(Dataset excerpt)
.....
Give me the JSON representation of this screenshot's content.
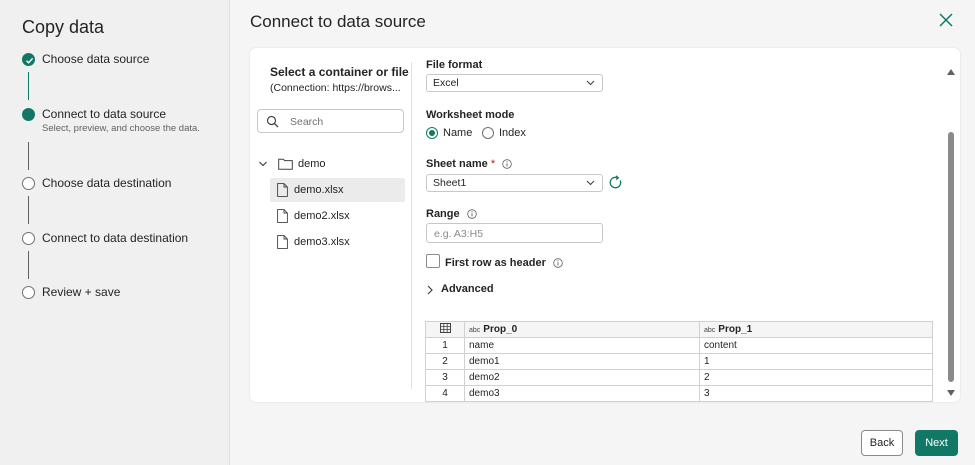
{
  "wizard": {
    "title": "Copy data",
    "steps": [
      {
        "label": "Choose data source",
        "state": "done"
      },
      {
        "label": "Connect to data source",
        "state": "current",
        "description": "Select, preview, and choose the data."
      },
      {
        "label": "Choose data destination",
        "state": "pending"
      },
      {
        "label": "Connect to data destination",
        "state": "pending"
      },
      {
        "label": "Review + save",
        "state": "pending"
      }
    ]
  },
  "dialog": {
    "title": "Connect to data source",
    "close_icon": "close-icon"
  },
  "browser": {
    "title": "Select a container or file",
    "connection": "(Connection: https://brows...",
    "search_placeholder": "Search",
    "folder": "demo",
    "files": [
      "demo.xlsx",
      "demo2.xlsx",
      "demo3.xlsx"
    ],
    "selected_file": "demo.xlsx"
  },
  "settings": {
    "file_format_label": "File format",
    "file_format_value": "Excel",
    "worksheet_mode_label": "Worksheet mode",
    "worksheet_mode_options": [
      "Name",
      "Index"
    ],
    "worksheet_mode_selected": "Name",
    "sheet_name_label": "Sheet name",
    "sheet_name_required": "*",
    "sheet_name_value": "Sheet1",
    "range_label": "Range",
    "range_placeholder": "e.g. A3:H5",
    "first_row_header_label": "First row as header",
    "first_row_header_checked": false,
    "advanced_label": "Advanced"
  },
  "preview": {
    "type_badge": "abc",
    "columns": [
      "Prop_0",
      "Prop_1"
    ],
    "rows": [
      [
        "1",
        "name",
        "content"
      ],
      [
        "2",
        "demo1",
        "1"
      ],
      [
        "3",
        "demo2",
        "2"
      ],
      [
        "4",
        "demo3",
        "3"
      ]
    ]
  },
  "footer": {
    "back_label": "Back",
    "next_label": "Next"
  },
  "colors": {
    "accent": "#117865",
    "page_bg": "#f0f0f0",
    "card_bg": "#ffffff"
  }
}
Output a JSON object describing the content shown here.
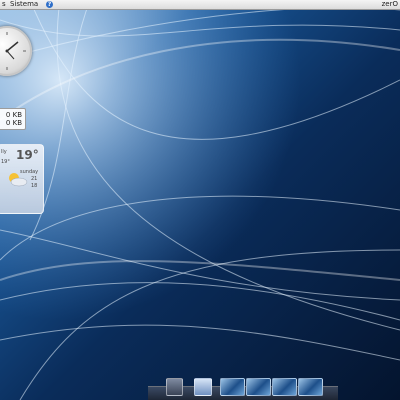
{
  "top_panel": {
    "left_menu_label": "s",
    "system_menu_label": "Sistema",
    "user_name": "zerO",
    "help_icon": "help-icon"
  },
  "widgets": {
    "network": {
      "upload": "0 KB",
      "download": "0 KB"
    },
    "weather": {
      "city": "lly",
      "temperature": "19°",
      "low": "19°",
      "day": "sunday",
      "values": [
        "21",
        "18"
      ],
      "icon": "partly-cloudy-icon"
    },
    "clock": {
      "icon": "clock-icon"
    }
  },
  "dock": {
    "items": [
      "terminal-icon",
      "mail-icon",
      "window-preview",
      "window-preview",
      "window-preview",
      "window-preview"
    ]
  },
  "colors": {
    "wallpaper_dark": "#061a3a",
    "wallpaper_mid": "#0d4a8a",
    "panel": "#e8e8e8"
  }
}
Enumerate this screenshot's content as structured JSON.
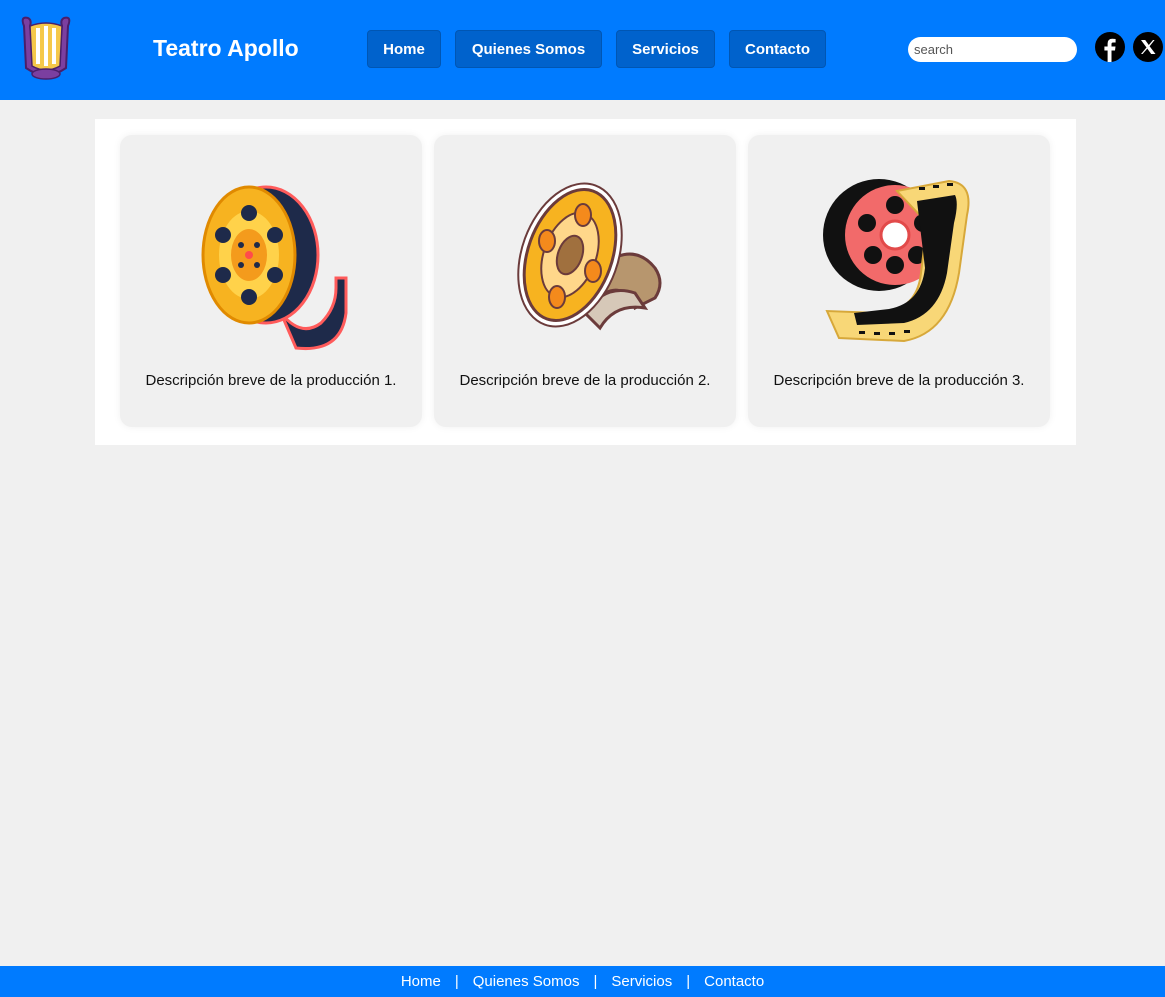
{
  "header": {
    "brand": "Teatro Apollo",
    "logo_icon": "lyre-icon",
    "nav": [
      {
        "label": "Home"
      },
      {
        "label": "Quienes Somos"
      },
      {
        "label": "Servicios"
      },
      {
        "label": "Contacto"
      }
    ],
    "search": {
      "placeholder": "search",
      "value": ""
    },
    "social": [
      "facebook-icon",
      "x-icon"
    ]
  },
  "cards": [
    {
      "icon": "film-reel-icon",
      "description": "Descripción breve de la producción 1."
    },
    {
      "icon": "film-reel-icon",
      "description": "Descripción breve de la producción 2."
    },
    {
      "icon": "film-reel-icon",
      "description": "Descripción breve de la producción 3."
    }
  ],
  "footer": {
    "links": [
      "Home",
      "Quienes Somos",
      "Servicios",
      "Contacto"
    ],
    "separator": "|"
  },
  "colors": {
    "primary": "#007bff",
    "nav_button": "#0062cc",
    "page_bg": "#f0f0f0"
  }
}
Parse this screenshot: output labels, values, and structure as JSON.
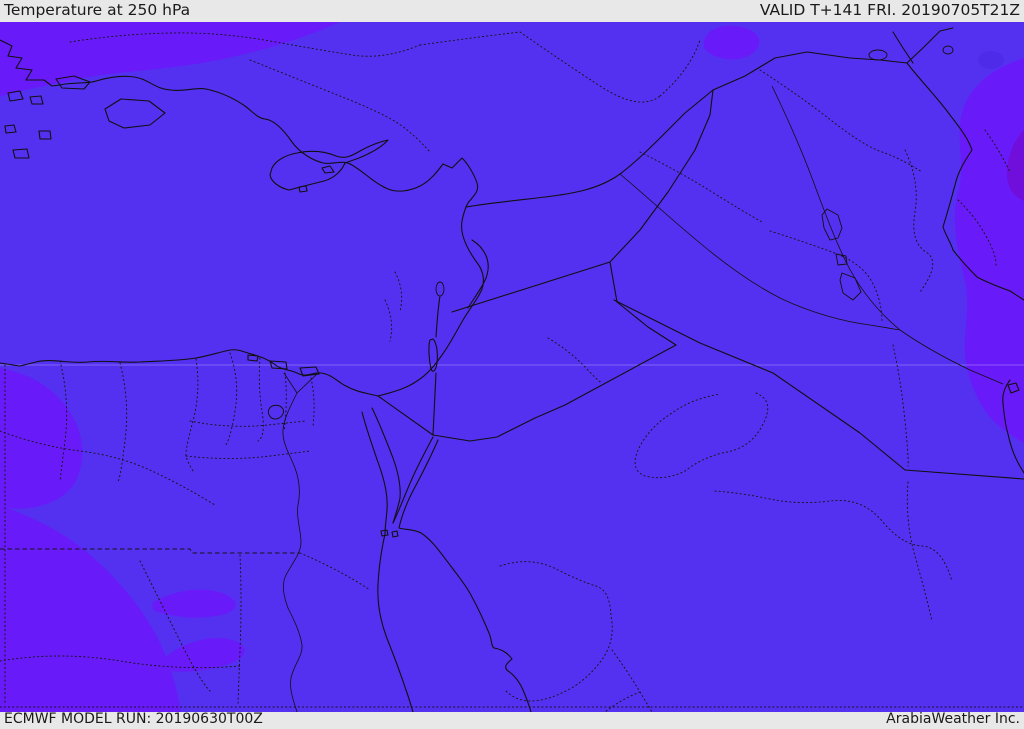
{
  "header": {
    "title": "Temperature at 250 hPa",
    "valid_label": "VALID T+141 FRI. 20190705T21Z"
  },
  "footer": {
    "model_run_label": "ECMWF MODEL RUN: 20190630T00Z",
    "branding_label": "ArabiaWeather Inc."
  },
  "map": {
    "parameter": "Temperature at 250 hPa",
    "colors": {
      "bar_background": "#e8e8e8",
      "text": "#1a1a1a",
      "base_fill": "#5431F1",
      "warm_band_fill": "#681BF8",
      "warmer_corner_fill": "#700FDC",
      "cool_blob_fill": "#4E2BE9",
      "border_line": "#101010"
    }
  }
}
.....
### WHAT TO WORK ON:
The records above are to be restated exactly, without their pictures.

### OUTPUT OF THE TASK:
Give me the JSON representation of this screenshot's content.
{
  "wizard": {
    "title": "Copy data",
    "steps": [
      {
        "label": "Choose data source",
        "state": "done"
      },
      {
        "label": "Connect to data source",
        "state": "current",
        "description": "Select, preview, and choose the data."
      },
      {
        "label": "Choose data destination",
        "state": "pending"
      },
      {
        "label": "Connect to data destination",
        "state": "pending"
      },
      {
        "label": "Review + save",
        "state": "pending"
      }
    ]
  },
  "dialog": {
    "title": "Connect to data source",
    "close_icon": "close-icon"
  },
  "browser": {
    "title": "Select a container or file",
    "connection": "(Connection: https://brows...",
    "search_placeholder": "Search",
    "folder": "demo",
    "files": [
      "demo.xlsx",
      "demo2.xlsx",
      "demo3.xlsx"
    ],
    "selected_file": "demo.xlsx"
  },
  "settings": {
    "file_format_label": "File format",
    "file_format_value": "Excel",
    "worksheet_mode_label": "Worksheet mode",
    "worksheet_mode_options": [
      "Name",
      "Index"
    ],
    "worksheet_mode_selected": "Name",
    "sheet_name_label": "Sheet name",
    "sheet_name_required": "*",
    "sheet_name_value": "Sheet1",
    "range_label": "Range",
    "range_placeholder": "e.g. A3:H5",
    "first_row_header_label": "First row as header",
    "first_row_header_checked": false,
    "advanced_label": "Advanced"
  },
  "preview": {
    "type_badge": "abc",
    "columns": [
      "Prop_0",
      "Prop_1"
    ],
    "rows": [
      [
        "1",
        "name",
        "content"
      ],
      [
        "2",
        "demo1",
        "1"
      ],
      [
        "3",
        "demo2",
        "2"
      ],
      [
        "4",
        "demo3",
        "3"
      ]
    ]
  },
  "footer": {
    "back_label": "Back",
    "next_label": "Next"
  },
  "colors": {
    "accent": "#117865",
    "page_bg": "#f0f0f0",
    "card_bg": "#ffffff"
  }
}
Output a JSON object describing the content shown here.
{
  "top_panel": {
    "left_menu_label": "s",
    "system_menu_label": "Sistema",
    "user_name": "zerO",
    "help_icon": "help-icon"
  },
  "widgets": {
    "network": {
      "upload": "0 KB",
      "download": "0 KB"
    },
    "weather": {
      "city": "lly",
      "temperature": "19°",
      "low": "19°",
      "day": "sunday",
      "values": [
        "21",
        "18"
      ],
      "icon": "partly-cloudy-icon"
    },
    "clock": {
      "icon": "clock-icon"
    }
  },
  "dock": {
    "items": [
      "terminal-icon",
      "mail-icon",
      "window-preview",
      "window-preview",
      "window-preview",
      "window-preview"
    ]
  },
  "colors": {
    "wallpaper_dark": "#061a3a",
    "wallpaper_mid": "#0d4a8a",
    "panel": "#e8e8e8"
  }
}
Enumerate this screenshot's content as structured JSON.
{
  "header": {
    "brand": "Teatro Apollo",
    "logo_icon": "lyre-icon",
    "nav": [
      {
        "label": "Home"
      },
      {
        "label": "Quienes Somos"
      },
      {
        "label": "Servicios"
      },
      {
        "label": "Contacto"
      }
    ],
    "search": {
      "placeholder": "search",
      "value": ""
    },
    "social": [
      "facebook-icon",
      "x-icon"
    ]
  },
  "cards": [
    {
      "icon": "film-reel-icon",
      "description": "Descripción breve de la producción 1."
    },
    {
      "icon": "film-reel-icon",
      "description": "Descripción breve de la producción 2."
    },
    {
      "icon": "film-reel-icon",
      "description": "Descripción breve de la producción 3."
    }
  ],
  "footer": {
    "links": [
      "Home",
      "Quienes Somos",
      "Servicios",
      "Contacto"
    ],
    "separator": "|"
  },
  "colors": {
    "primary": "#007bff",
    "nav_button": "#0062cc",
    "page_bg": "#f0f0f0"
  }
}
Parse this screenshot: output labels, values, and structure as JSON.
{
  "header": {
    "title": "Temperature at 250 hPa",
    "valid_label": "VALID T+141 FRI. 20190705T21Z"
  },
  "footer": {
    "model_run_label": "ECMWF MODEL RUN: 20190630T00Z",
    "branding_label": "ArabiaWeather Inc."
  },
  "map": {
    "parameter": "Temperature at 250 hPa",
    "colors": {
      "bar_background": "#e8e8e8",
      "text": "#1a1a1a",
      "base_fill": "#5431F1",
      "warm_band_fill": "#681BF8",
      "warmer_corner_fill": "#700FDC",
      "cool_blob_fill": "#4E2BE9",
      "border_line": "#101010"
    }
  }
}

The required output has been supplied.